--- begin Data section ---
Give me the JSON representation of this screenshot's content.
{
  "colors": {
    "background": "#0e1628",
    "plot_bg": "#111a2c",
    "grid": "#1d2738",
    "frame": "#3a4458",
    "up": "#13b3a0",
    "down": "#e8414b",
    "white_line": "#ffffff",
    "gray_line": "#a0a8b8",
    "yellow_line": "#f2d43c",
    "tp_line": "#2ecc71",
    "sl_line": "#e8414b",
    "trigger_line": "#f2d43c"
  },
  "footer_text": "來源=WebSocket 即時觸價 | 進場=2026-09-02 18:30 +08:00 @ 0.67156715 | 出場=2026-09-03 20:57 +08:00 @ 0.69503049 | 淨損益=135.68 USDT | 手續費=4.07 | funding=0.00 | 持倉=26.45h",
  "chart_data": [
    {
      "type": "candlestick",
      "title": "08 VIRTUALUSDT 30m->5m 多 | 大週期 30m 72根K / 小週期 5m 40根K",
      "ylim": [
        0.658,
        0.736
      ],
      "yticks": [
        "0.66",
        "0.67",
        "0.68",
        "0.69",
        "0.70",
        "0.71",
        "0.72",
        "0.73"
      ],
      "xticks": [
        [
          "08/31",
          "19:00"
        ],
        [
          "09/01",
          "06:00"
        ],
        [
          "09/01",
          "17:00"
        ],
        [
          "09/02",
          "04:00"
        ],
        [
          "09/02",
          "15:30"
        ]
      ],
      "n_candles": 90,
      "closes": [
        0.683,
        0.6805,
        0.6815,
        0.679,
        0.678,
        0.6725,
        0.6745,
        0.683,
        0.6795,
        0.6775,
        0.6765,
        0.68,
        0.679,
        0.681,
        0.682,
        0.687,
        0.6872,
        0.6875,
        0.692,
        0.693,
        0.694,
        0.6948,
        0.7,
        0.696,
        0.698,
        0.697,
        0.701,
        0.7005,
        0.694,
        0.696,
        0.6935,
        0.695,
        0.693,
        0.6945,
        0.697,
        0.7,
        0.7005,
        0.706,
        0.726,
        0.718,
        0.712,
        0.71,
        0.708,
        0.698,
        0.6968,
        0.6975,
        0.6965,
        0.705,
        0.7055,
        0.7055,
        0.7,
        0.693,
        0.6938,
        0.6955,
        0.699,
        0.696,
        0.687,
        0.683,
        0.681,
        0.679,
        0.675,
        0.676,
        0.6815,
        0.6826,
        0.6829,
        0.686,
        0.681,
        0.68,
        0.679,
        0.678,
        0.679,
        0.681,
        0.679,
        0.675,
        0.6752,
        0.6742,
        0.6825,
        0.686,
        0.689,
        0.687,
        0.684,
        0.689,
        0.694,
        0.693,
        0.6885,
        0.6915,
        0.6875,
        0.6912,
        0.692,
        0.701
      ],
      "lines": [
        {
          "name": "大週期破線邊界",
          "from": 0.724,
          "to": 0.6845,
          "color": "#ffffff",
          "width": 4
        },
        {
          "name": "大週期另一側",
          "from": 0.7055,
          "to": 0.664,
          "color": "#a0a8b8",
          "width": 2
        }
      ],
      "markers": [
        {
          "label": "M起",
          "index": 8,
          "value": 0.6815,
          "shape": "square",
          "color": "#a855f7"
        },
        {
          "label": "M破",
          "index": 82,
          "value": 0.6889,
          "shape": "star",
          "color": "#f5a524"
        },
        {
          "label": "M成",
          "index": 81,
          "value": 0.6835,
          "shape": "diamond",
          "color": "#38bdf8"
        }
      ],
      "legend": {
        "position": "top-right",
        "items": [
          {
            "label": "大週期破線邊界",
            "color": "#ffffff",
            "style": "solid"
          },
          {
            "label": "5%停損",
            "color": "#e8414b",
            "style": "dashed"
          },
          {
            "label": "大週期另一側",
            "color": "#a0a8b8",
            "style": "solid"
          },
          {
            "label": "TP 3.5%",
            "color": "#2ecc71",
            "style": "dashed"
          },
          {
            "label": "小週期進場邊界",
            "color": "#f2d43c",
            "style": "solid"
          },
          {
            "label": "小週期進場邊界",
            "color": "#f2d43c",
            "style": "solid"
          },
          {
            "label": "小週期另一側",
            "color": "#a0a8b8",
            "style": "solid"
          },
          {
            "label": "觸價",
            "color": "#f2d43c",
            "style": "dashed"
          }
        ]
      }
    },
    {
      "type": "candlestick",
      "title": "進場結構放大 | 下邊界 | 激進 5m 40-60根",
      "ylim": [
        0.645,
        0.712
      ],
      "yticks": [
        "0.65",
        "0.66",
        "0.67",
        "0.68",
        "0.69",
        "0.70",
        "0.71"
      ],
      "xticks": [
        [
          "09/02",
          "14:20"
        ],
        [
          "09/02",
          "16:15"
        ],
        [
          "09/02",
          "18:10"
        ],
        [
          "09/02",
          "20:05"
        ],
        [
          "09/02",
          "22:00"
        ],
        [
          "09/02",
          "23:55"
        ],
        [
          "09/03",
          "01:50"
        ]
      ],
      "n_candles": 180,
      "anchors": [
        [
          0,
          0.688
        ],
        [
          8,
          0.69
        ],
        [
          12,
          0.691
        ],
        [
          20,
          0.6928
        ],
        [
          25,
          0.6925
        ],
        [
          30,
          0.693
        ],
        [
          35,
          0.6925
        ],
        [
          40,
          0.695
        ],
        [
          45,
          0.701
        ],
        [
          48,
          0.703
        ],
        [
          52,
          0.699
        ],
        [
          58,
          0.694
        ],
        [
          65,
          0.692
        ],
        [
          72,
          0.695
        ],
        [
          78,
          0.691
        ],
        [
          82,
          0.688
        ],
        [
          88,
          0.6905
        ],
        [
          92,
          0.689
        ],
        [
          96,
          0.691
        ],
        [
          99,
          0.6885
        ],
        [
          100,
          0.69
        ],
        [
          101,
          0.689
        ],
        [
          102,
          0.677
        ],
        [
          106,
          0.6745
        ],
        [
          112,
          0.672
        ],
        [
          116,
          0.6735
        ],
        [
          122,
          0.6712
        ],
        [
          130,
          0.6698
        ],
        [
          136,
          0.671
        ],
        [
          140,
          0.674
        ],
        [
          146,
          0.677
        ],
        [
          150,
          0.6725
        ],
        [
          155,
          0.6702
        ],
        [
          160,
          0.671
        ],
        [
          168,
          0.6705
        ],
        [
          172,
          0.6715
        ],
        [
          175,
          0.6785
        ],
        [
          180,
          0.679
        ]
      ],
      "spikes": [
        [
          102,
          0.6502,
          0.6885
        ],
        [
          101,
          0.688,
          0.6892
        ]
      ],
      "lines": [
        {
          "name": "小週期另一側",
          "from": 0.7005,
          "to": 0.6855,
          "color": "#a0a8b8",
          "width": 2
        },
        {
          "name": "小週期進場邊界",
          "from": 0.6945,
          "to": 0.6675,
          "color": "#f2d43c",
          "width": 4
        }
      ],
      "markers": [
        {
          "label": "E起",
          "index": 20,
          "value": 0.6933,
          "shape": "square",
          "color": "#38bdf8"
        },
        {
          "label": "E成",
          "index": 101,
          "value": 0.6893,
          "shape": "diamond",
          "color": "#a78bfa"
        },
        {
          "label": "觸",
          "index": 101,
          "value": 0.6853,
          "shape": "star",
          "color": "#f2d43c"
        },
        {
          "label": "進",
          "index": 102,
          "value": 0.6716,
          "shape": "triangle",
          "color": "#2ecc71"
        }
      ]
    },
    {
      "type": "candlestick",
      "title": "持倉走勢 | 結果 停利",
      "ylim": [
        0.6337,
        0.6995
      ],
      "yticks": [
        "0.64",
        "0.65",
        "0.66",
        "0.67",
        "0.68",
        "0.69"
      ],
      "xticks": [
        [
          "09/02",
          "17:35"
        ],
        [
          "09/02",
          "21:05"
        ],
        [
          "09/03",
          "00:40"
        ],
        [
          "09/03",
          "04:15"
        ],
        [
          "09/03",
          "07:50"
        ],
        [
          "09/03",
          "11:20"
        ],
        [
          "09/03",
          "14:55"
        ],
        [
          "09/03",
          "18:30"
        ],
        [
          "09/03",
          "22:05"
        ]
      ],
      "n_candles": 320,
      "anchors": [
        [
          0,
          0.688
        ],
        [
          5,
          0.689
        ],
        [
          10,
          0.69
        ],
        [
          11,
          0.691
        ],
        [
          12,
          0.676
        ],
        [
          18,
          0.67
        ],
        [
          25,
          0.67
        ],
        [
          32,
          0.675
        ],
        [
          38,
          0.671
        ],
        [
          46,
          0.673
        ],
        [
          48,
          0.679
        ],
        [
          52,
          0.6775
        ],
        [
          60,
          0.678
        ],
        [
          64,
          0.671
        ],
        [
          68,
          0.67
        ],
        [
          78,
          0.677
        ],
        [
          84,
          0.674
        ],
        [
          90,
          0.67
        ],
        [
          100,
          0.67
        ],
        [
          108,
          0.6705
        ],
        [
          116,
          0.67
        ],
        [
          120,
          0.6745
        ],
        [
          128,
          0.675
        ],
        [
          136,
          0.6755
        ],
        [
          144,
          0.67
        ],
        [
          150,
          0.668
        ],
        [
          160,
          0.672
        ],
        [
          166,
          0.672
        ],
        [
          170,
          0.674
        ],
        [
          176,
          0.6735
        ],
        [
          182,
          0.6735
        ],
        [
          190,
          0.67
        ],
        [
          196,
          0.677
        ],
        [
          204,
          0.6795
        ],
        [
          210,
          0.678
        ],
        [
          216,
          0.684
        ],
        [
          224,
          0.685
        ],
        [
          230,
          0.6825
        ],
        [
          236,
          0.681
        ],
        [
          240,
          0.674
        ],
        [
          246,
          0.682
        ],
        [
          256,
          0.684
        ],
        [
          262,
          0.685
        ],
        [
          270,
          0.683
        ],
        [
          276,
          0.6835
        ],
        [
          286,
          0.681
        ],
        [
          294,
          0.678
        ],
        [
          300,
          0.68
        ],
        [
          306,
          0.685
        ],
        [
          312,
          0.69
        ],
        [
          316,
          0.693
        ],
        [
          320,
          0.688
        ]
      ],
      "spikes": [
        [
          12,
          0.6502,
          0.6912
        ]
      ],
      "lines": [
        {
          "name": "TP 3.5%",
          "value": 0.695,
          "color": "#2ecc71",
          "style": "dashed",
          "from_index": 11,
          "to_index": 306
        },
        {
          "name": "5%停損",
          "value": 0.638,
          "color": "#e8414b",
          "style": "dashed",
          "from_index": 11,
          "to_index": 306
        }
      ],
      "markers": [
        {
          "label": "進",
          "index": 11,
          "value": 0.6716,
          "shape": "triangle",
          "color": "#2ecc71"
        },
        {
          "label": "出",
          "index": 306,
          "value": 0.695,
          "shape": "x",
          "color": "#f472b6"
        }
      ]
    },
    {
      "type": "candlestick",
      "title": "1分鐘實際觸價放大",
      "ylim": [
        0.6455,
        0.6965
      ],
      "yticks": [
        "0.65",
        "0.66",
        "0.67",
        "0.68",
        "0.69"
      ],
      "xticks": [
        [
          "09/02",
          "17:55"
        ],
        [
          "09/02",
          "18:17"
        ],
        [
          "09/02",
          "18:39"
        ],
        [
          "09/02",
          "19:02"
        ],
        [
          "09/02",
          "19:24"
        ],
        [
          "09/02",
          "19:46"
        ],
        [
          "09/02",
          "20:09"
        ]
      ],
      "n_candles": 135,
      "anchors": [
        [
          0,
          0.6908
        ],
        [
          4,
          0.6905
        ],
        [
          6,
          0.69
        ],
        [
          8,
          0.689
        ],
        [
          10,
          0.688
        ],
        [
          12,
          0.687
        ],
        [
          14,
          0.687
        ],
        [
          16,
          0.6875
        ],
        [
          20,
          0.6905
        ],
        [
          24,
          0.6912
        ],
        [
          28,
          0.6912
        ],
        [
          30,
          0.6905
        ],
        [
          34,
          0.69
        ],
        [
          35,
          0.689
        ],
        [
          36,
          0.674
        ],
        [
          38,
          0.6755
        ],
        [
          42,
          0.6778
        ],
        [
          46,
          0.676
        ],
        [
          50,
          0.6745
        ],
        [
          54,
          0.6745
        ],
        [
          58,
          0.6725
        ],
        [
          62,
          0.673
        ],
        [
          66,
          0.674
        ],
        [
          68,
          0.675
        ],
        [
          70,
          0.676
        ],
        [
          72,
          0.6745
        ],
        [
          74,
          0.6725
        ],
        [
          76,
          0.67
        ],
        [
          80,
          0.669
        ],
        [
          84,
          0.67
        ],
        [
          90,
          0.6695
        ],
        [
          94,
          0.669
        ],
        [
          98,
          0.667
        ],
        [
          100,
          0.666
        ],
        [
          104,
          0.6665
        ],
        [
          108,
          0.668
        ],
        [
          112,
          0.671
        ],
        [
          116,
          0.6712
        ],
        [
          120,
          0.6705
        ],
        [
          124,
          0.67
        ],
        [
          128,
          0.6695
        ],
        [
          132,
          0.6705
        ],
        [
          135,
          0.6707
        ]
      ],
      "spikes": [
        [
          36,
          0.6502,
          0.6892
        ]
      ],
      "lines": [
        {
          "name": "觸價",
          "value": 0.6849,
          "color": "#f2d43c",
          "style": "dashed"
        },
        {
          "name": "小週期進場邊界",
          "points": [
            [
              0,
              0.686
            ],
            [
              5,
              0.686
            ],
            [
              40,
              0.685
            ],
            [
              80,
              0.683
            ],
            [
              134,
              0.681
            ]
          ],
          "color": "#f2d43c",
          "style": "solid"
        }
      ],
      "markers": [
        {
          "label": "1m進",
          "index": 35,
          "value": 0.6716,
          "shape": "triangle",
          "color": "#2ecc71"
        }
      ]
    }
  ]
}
--- end Data section ---
Lines in the records that hold the word "title" are to be counted; give only the total.

▶ _Result for this task_: 4